## What you have to do
From the entries below, pull out each line where "планировке" appears.
╭─ Stored records
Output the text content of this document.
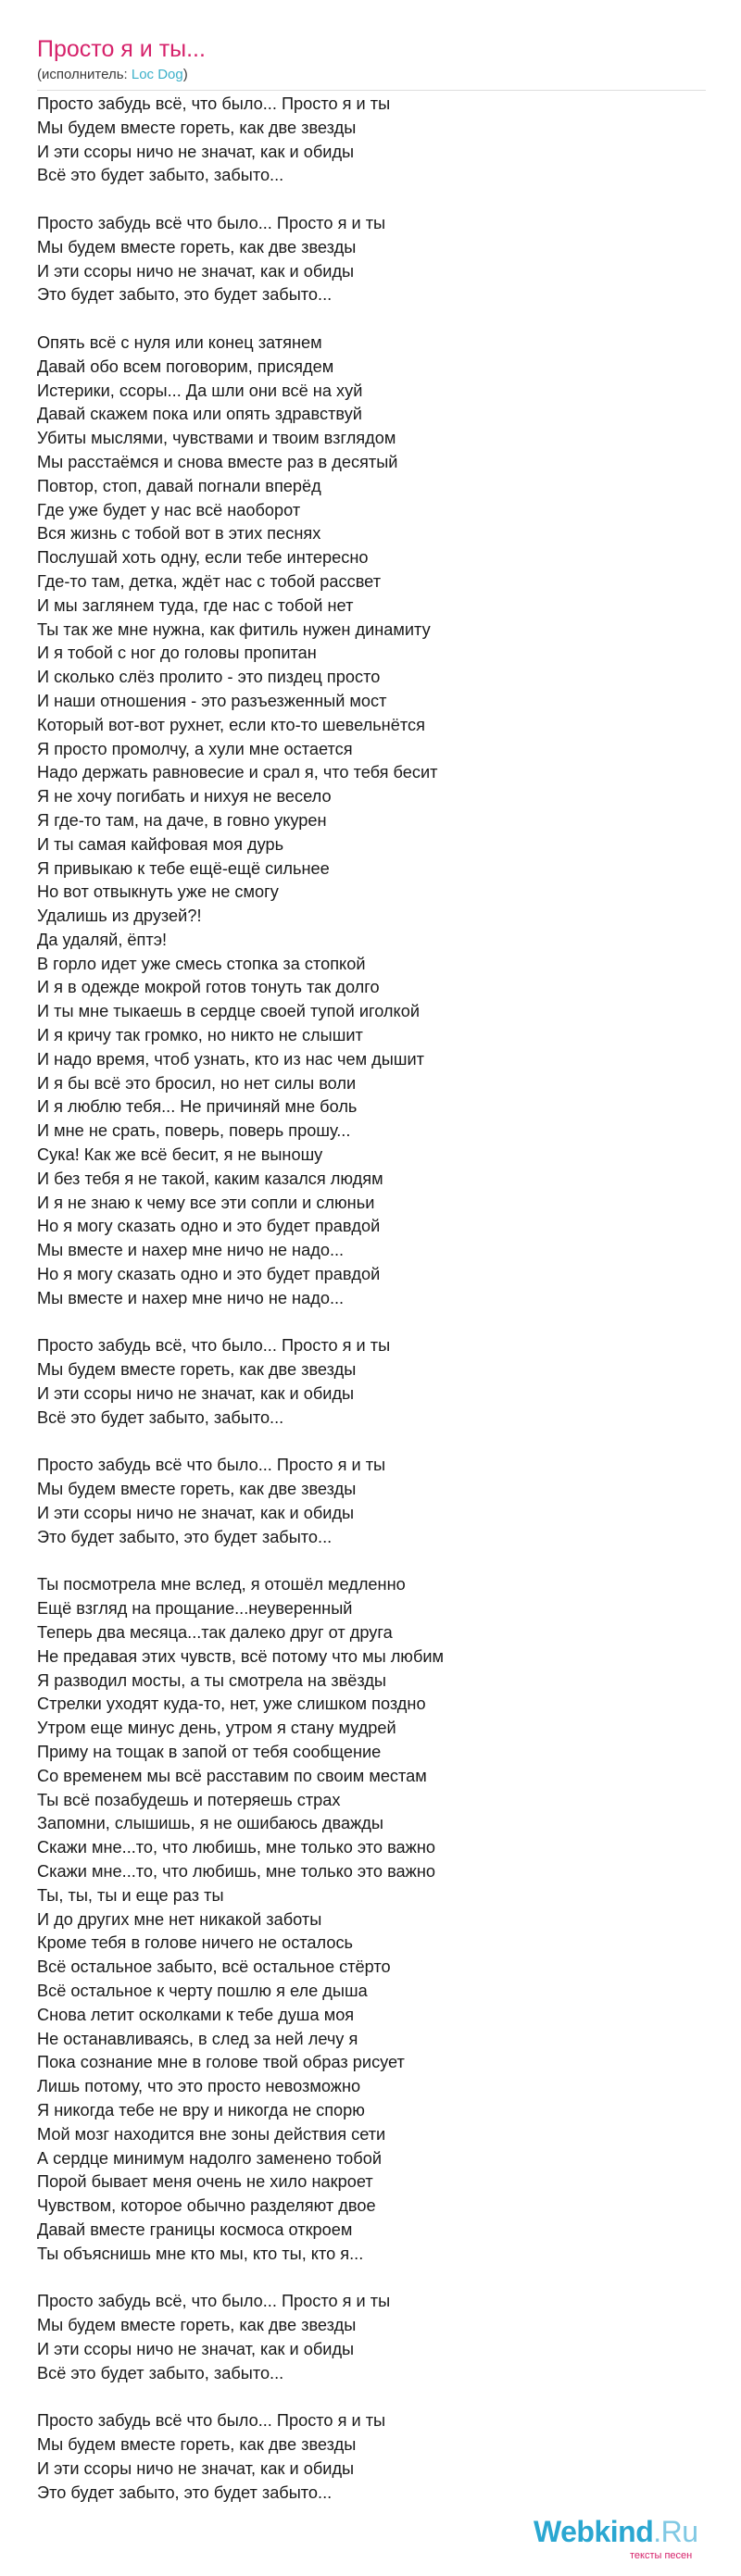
Просто я и ты...
(исполнитель: Loc Dog)
Просто забудь всё, что было... Просто я и ты
Мы будем вместе гореть, как две звезды
И эти ссоры ничо не значат, как и обиды
Всё это будет забыто, забыто...
Просто забудь всё что было... Просто я и ты
Мы будем вместе гореть, как две звезды
И эти ссоры ничо не значат, как и обиды
Это будет забыто, это будет забыто...
Опять всё с нуля или конец затянем
Давай обо всем поговорим, присядем
Истерики, ссоры... Да шли они всё на хуй
Давай скажем пока или опять здравствуй
Убиты мыслями, чувствами и твоим взглядом
Мы расстаёмся и снова вместе раз в десятый
Повтор, стоп, давай погнали вперёд
Где уже будет у нас всё наоборот
Вся жизнь с тобой вот в этих песнях
Послушай хоть одну, если тебе интересно
Где-то там, детка, ждёт нас с тобой рассвет
И мы заглянем туда, где нас с тобой нет
Ты так же мне нужна, как фитиль нужен динамиту
И я тобой с ног до головы пропитан
И сколько слёз пролито - это пиздец просто
И наши отношения - это разъезженный мост
Который вот-вот рухнет, если кто-то шевельнётся
Я просто промолчу, а хули мне остается
Надо держать равновесие и срал я, что тебя бесит
Я не хочу погибать и нихуя не весело
Я где-то там, на даче, в говно укурен
И ты самая кайфовая моя дурь
Я привыкаю к тебе ещё-ещё сильнее
Но вот отвыкнуть уже не смогу
Удалишь из друзей?!
Да удаляй, ёптэ!
В горло идет уже смесь стопка за стопкой
И я в одежде мокрой готов тонуть так долго
И ты мне тыкаешь в сердце своей тупой иголкой
И я кричу так громко, но никто не слышит
И надо время, чтоб узнать, кто из нас чем дышит
И я бы всё это бросил, но нет силы воли
И я люблю тебя... Не причиняй мне боль
И мне не срать, поверь, поверь прошу...
Сука! Как же всё бесит, я не выношу
И без тебя я не такой, каким казался людям
И я не знаю к чему все эти сопли и слюньи
Но я могу сказать одно и это будет правдой
Мы вместе и нахер мне ничо не надо...
Но я могу сказать одно и это будет правдой
Мы вместе и нахер мне ничо не надо...
Просто забудь всё, что было... Просто я и ты
Мы будем вместе гореть, как две звезды
И эти ссоры ничо не значат, как и обиды
Всё это будет забыто, забыто...
Просто забудь всё что было... Просто я и ты
Мы будем вместе гореть, как две звезды
И эти ссоры ничо не значат, как и обиды
Это будет забыто, это будет забыто...
Ты посмотрела мне вслед, я отошёл медленно
Ещё взгляд на прощание...неуверенный
Теперь два месяца...так далеко друг от друга
Не предавая этих чувств, всё потому что мы любим
Я разводил мосты, а ты смотрела на звёзды
Стрелки уходят куда-то, нет, уже слишком поздно
Утром еще минус день, утром я стану мудрей
Приму на тощак в запой от тебя сообщение
Со временем мы всё расставим по своим местам
Ты всё позабудешь и потеряешь страх
Запомни, слышишь, я не ошибаюсь дважды
Скажи мне...то, что любишь, мне только это важно
Скажи мне...то, что любишь, мне только это важно
Ты, ты, ты и еще раз ты
И до других мне нет никакой заботы
Кроме тебя в голове ничего не осталось
Всё остальное забыто, всё остальное стёрто
Всё остальное к черту пошлю я еле дыша
Снова летит осколками к тебе душа моя
Не останавливаясь, в след за ней лечу я
Пока сознание мне в голове твой образ рисует
Лишь потому, что это просто невозможно
Я никогда тебе не вру и никогда не спорю
Мой мозг находится вне зоны действия сети
А сердце минимум надолго заменено тобой
Порой бывает меня очень не хило накроет
Чувством, которое обычно разделяют двое
Давай вместе границы космоса откроем
Ты объяснишь мне кто мы, кто ты, кто я...
Просто забудь всё, что было... Просто я и ты
Мы будем вместе гореть, как две звезды
И эти ссоры ничо не значат, как и обиды
Всё это будет забыто, забыто...
Просто забудь всё что было... Просто я и ты
Мы будем вместе гореть, как две звезды
И эти ссоры ничо не значат, как и обиды
Это будет забыто, это будет забыто...
Webkind.Ru
тексты песен
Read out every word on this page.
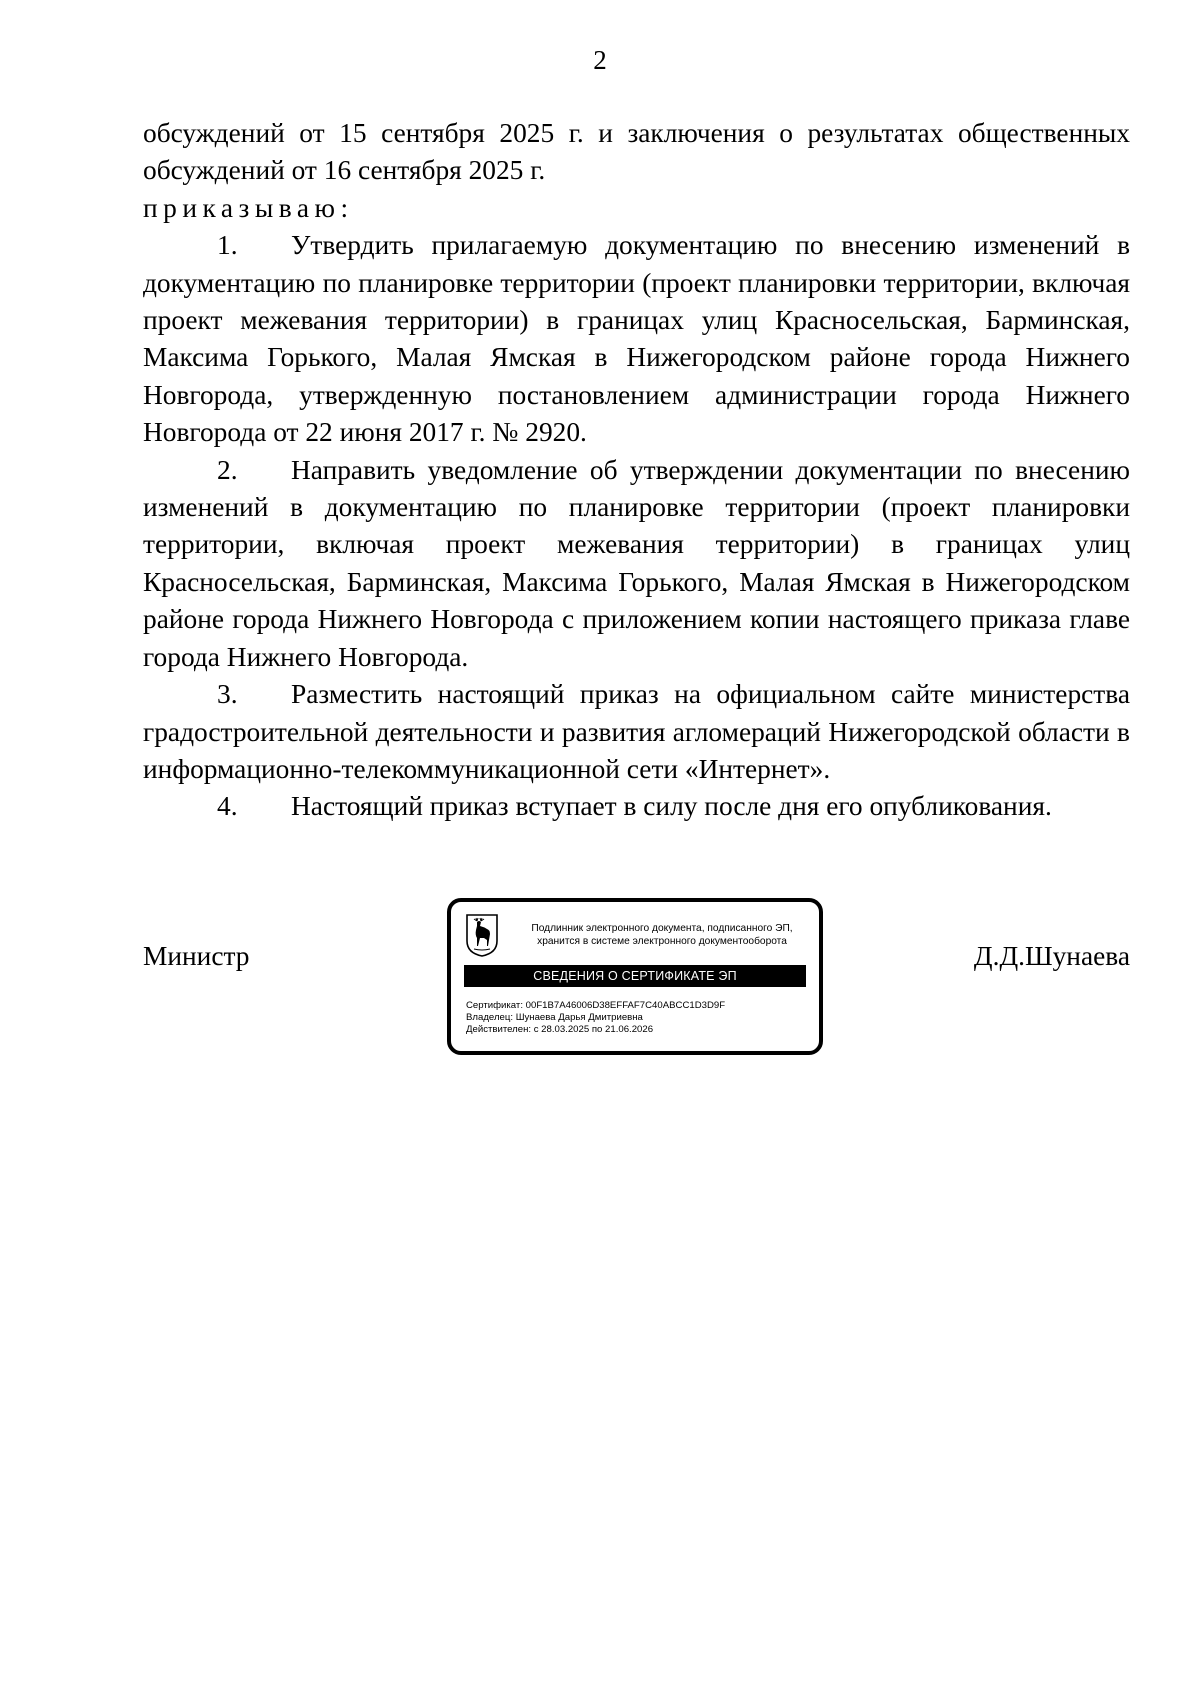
2

обсуждений от 15 сентября 2025 г. и заключения о результатах общественных обсуждений от 16 сентября 2025 г.

приказываю:

1. Утвердить прилагаемую документацию по внесению изменений в документацию по планировке территории (проект планировки территории, включая проект межевания территории) в границах улиц Красносельская, Барминская, Максима Горького, Малая Ямская в Нижегородском районе города Нижнего Новгорода, утвержденную постановлением администрации города Нижнего Новгорода от 22 июня 2017 г. № 2920.

2. Направить уведомление об утверждении документации по внесению изменений в документацию по планировке территории (проект планировки территории, включая проект межевания территории) в границах улиц Красносельская, Барминская, Максима Горького, Малая Ямская в Нижегородском районе города Нижнего Новгорода с приложением копии настоящего приказа главе города Нижнего Новгорода.

3. Разместить настоящий приказ на официальном сайте министерства градостроительной деятельности и развития агломераций Нижегородской области в информационно-телекоммуникационной сети «Интернет».

4. Настоящий приказ вступает в силу после дня его опубликования.

Министр
Подлинник электронного документа, подписанного ЭП,
хранится в системе электронного документооборота
СВЕДЕНИЯ О СЕРТИФИКАТЕ ЭП
Сертификат: 00F1B7A46006D38EFFAF7C40ABCC1D3D9F
Владелец: Шунаева Дарья Дмитриевна
Действителен: с 28.03.2025 по 21.06.2026
Д.Д.Шунаева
╰─
## Finished task
1. Утвердить прилагаемую документацию по внесению изменений в документацию по планировке территории (проект планировки территории, включая проект межевания территории) в границах улиц Красносельская, Барминская, Максима Горького, Малая Ямская в Нижегородском районе города Нижнего Новгорода, утвержденную постановлением администрации города Нижнего Новгорода от 22 июня 2017 г. № 2920.
2. Направить уведомление об утверждении документации по внесению изменений в документацию по планировке территории (проект планировки территории, включая проект межевания территории) в границах улиц Красносельская, Барминская, Максима Горького, Малая Ямская в Нижегородском районе города Нижнего Новгорода с приложением копии настоящего приказа главе города Нижнего Новгорода.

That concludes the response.